WHAT IS REQUIRED: Copy out the rows from the line containing "x-tick-label: 250 bbox=[782, 827, 840, 866]" through the line containing "series-line-11f bbox=[210, 1449, 1693, 1684]", both included, without changing a character.

[Dataset items]
## START
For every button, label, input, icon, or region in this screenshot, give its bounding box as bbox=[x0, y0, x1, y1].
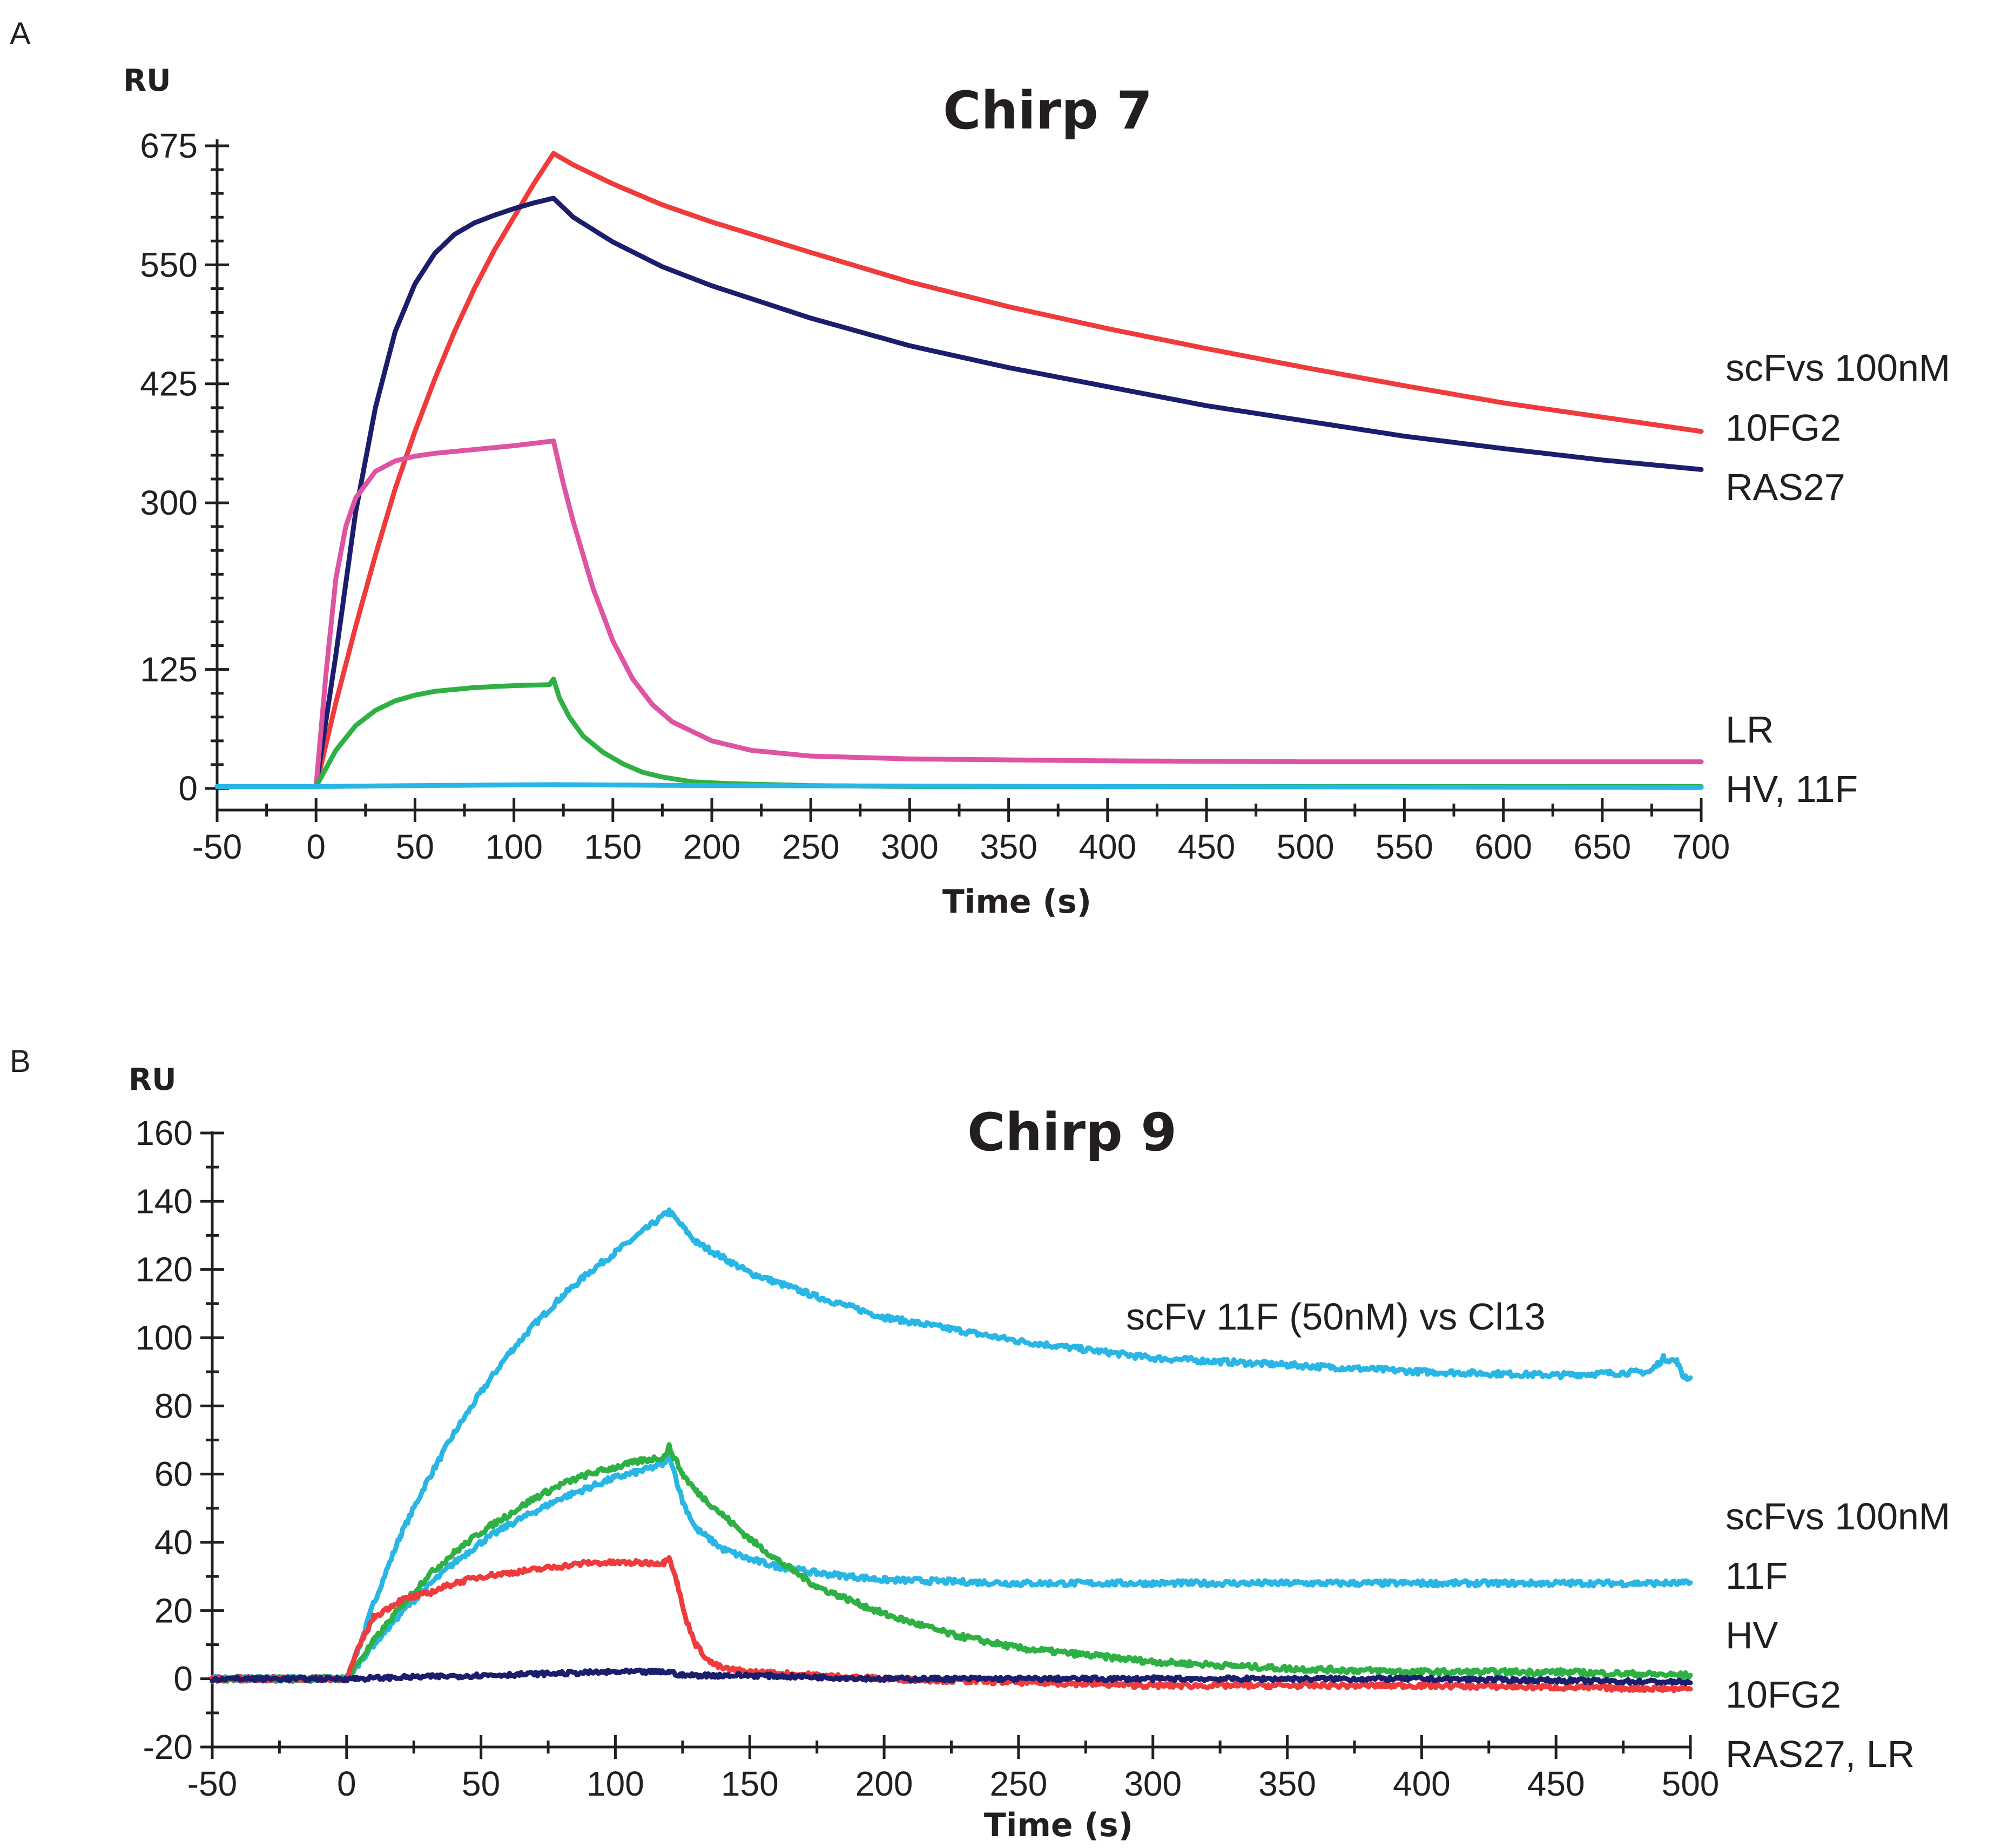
x-tick-label: 250 bbox=[782, 827, 840, 866]
panel-b-chart: B RU Chirp 9 -20 0 20 40 60 80 100 120 140 160 -5… bbox=[10, 1044, 1950, 1844]
panel-b-legend-hv: HV bbox=[1726, 1614, 1778, 1656]
panel-a-chart: A RU Chirp 7 0 125 300 425 550 675 -50 0 50 100 1… bbox=[10, 16, 1950, 921]
series-line-10fg2 bbox=[214, 151, 1704, 789]
x-tick-label: 150 bbox=[584, 827, 642, 866]
x-tick-label: 700 bbox=[1673, 827, 1730, 866]
y-tick-label: 550 bbox=[140, 245, 198, 284]
x-tick-label: 50 bbox=[396, 827, 434, 866]
y-tick-label: 125 bbox=[140, 650, 198, 689]
x-tick-label: 450 bbox=[1527, 1764, 1585, 1803]
x-tick-label: 100 bbox=[485, 827, 543, 866]
x-tick-label: 400 bbox=[1393, 1764, 1451, 1803]
x-tick-label: 0 bbox=[306, 827, 326, 866]
y-tick-label: 140 bbox=[135, 1182, 193, 1220]
panel-a-x-ticks: -50 0 50 100 150 200 250 300 350 400 450 500 550 600 6… bbox=[192, 798, 1730, 866]
x-tick-label: 400 bbox=[1079, 827, 1136, 866]
y-tick-label: 0 bbox=[178, 769, 198, 808]
x-tick-label: 300 bbox=[1124, 1764, 1182, 1803]
panel-a-legend-ras27: RAS27 bbox=[1726, 466, 1845, 508]
series-line-lr bbox=[214, 439, 1704, 789]
x-tick-label: 200 bbox=[683, 827, 741, 866]
x-tick-label: 650 bbox=[1573, 827, 1631, 866]
x-tick-label: 100 bbox=[587, 1764, 644, 1803]
panel-a-y-unit: RU bbox=[123, 63, 171, 98]
panel-a-x-axis-title: Time (s) bbox=[942, 883, 1091, 921]
y-tick-label: 100 bbox=[135, 1318, 193, 1357]
y-tick-label: 40 bbox=[154, 1523, 193, 1562]
y-tick-label: -20 bbox=[143, 1728, 193, 1766]
y-tick-label: 20 bbox=[154, 1591, 193, 1630]
y-tick-label: 120 bbox=[135, 1250, 193, 1289]
panel-b-legend-ras27-lr: RAS27, LR bbox=[1726, 1733, 1915, 1775]
panel-b-legend-title: scFvs 100nM bbox=[1726, 1495, 1950, 1537]
series-line-11f bbox=[210, 1449, 1693, 1684]
panel-a-series bbox=[214, 151, 1704, 790]
x-tick-label: 450 bbox=[1178, 827, 1236, 866]
panel-b-y-ticks: -20 0 20 40 60 80 100 120 140 160 bbox=[135, 1114, 224, 1766]
y-tick-label: 60 bbox=[154, 1455, 193, 1494]
x-tick-label: 500 bbox=[1662, 1764, 1720, 1803]
panel-b-series bbox=[210, 1207, 1693, 1694]
x-tick-label: -50 bbox=[187, 1764, 238, 1803]
panel-a-y-ticks: 0 125 300 425 550 675 bbox=[140, 126, 229, 808]
panel-a-legend-hv-11f: HV, 11F bbox=[1726, 768, 1858, 810]
panel-a-title: Chirp 7 bbox=[943, 80, 1152, 141]
x-tick-label: 350 bbox=[980, 827, 1037, 866]
y-tick-label: 675 bbox=[140, 126, 198, 165]
x-tick-label: -50 bbox=[192, 827, 242, 866]
y-tick-label: 425 bbox=[140, 365, 198, 403]
series-line-ras27-lr bbox=[210, 1667, 1693, 1687]
panel-a-legend-title: scFvs 100nM bbox=[1726, 347, 1950, 389]
panel-b-legend-11f: 11F bbox=[1726, 1555, 1788, 1597]
panel-b-x-ticks: -50 0 50 100 150 200 250 300 350 400 450 500 bbox=[187, 1735, 1720, 1803]
series-line-hv bbox=[210, 1442, 1693, 1684]
y-tick-label: 0 bbox=[173, 1660, 193, 1698]
series-line-ras27 bbox=[214, 195, 1704, 789]
panel-b-y-unit: RU bbox=[129, 1062, 177, 1097]
x-tick-label: 600 bbox=[1474, 827, 1532, 866]
panel-b-title: Chirp 9 bbox=[967, 1102, 1177, 1163]
y-tick-label: 160 bbox=[135, 1114, 193, 1152]
panel-a-legend-lr: LR bbox=[1726, 709, 1774, 751]
x-tick-label: 350 bbox=[1258, 1764, 1316, 1803]
x-tick-label: 550 bbox=[1376, 827, 1433, 866]
panel-b-legend-10fg2: 10FG2 bbox=[1726, 1674, 1841, 1716]
panel-a-legend-10fg2: 10FG2 bbox=[1726, 407, 1841, 449]
series-line-hv bbox=[214, 782, 1704, 790]
series-line-11f bbox=[214, 676, 1704, 789]
panel-b-letter: B bbox=[10, 1044, 31, 1079]
x-tick-label: 0 bbox=[337, 1764, 356, 1803]
x-tick-label: 200 bbox=[855, 1764, 913, 1803]
x-tick-label: 300 bbox=[881, 827, 939, 866]
y-tick-label: 80 bbox=[154, 1386, 193, 1425]
panel-b-annotation: scFv 11F (50nM) vs Cl13 bbox=[1126, 1296, 1546, 1338]
x-tick-label: 50 bbox=[462, 1764, 500, 1803]
panel-b-x-axis-title: Time (s) bbox=[984, 1806, 1133, 1844]
panel-a-letter: A bbox=[10, 16, 31, 51]
y-tick-label: 300 bbox=[140, 483, 198, 522]
x-tick-label: 500 bbox=[1277, 827, 1335, 866]
x-tick-label: 250 bbox=[990, 1764, 1048, 1803]
x-tick-label: 150 bbox=[721, 1764, 779, 1803]
series-line-11f-50nm-vs-cl13 bbox=[210, 1207, 1693, 1684]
## END
ANSWER TO THIS PROBLEM:
x-tick-label: 250 bbox=[782, 827, 840, 866]
panel-b-chart: B RU Chirp 9 -20 0 20 40 60 80 100 120 140 160 -5… bbox=[10, 1044, 1950, 1844]
panel-b-legend-hv: HV bbox=[1726, 1614, 1778, 1656]
panel-a-chart: A RU Chirp 7 0 125 300 425 550 675 -50 0 50 100 1… bbox=[10, 16, 1950, 921]
series-line-10fg2 bbox=[214, 151, 1704, 789]
x-tick-label: 150 bbox=[584, 827, 642, 866]
x-tick-label: 700 bbox=[1673, 827, 1730, 866]
y-tick-label: 550 bbox=[140, 245, 198, 284]
x-tick-label: 50 bbox=[396, 827, 434, 866]
y-tick-label: 125 bbox=[140, 650, 198, 689]
x-tick-label: 450 bbox=[1527, 1764, 1585, 1803]
x-tick-label: 100 bbox=[485, 827, 543, 866]
x-tick-label: 400 bbox=[1393, 1764, 1451, 1803]
x-tick-label: 0 bbox=[306, 827, 326, 866]
y-tick-label: 140 bbox=[135, 1182, 193, 1220]
panel-a-x-ticks: -50 0 50 100 150 200 250 300 350 400 450 500 550 600 6… bbox=[192, 798, 1730, 866]
x-tick-label: 400 bbox=[1079, 827, 1136, 866]
y-tick-label: 0 bbox=[178, 769, 198, 808]
x-tick-label: 300 bbox=[1124, 1764, 1182, 1803]
panel-a-legend-ras27: RAS27 bbox=[1726, 466, 1845, 508]
series-line-lr bbox=[214, 439, 1704, 789]
x-tick-label: 200 bbox=[683, 827, 741, 866]
x-tick-label: 650 bbox=[1573, 827, 1631, 866]
x-tick-label: 100 bbox=[587, 1764, 644, 1803]
panel-a-y-unit: RU bbox=[123, 63, 171, 98]
panel-a-x-axis-title: Time (s) bbox=[942, 883, 1091, 921]
y-tick-label: 100 bbox=[135, 1318, 193, 1357]
y-tick-label: 40 bbox=[154, 1523, 193, 1562]
y-tick-label: -20 bbox=[143, 1728, 193, 1766]
y-tick-label: 20 bbox=[154, 1591, 193, 1630]
y-tick-label: 120 bbox=[135, 1250, 193, 1289]
panel-b-legend-ras27-lr: RAS27, LR bbox=[1726, 1733, 1915, 1775]
panel-b-legend-title: scFvs 100nM bbox=[1726, 1495, 1950, 1537]
series-line-11f bbox=[210, 1449, 1693, 1684]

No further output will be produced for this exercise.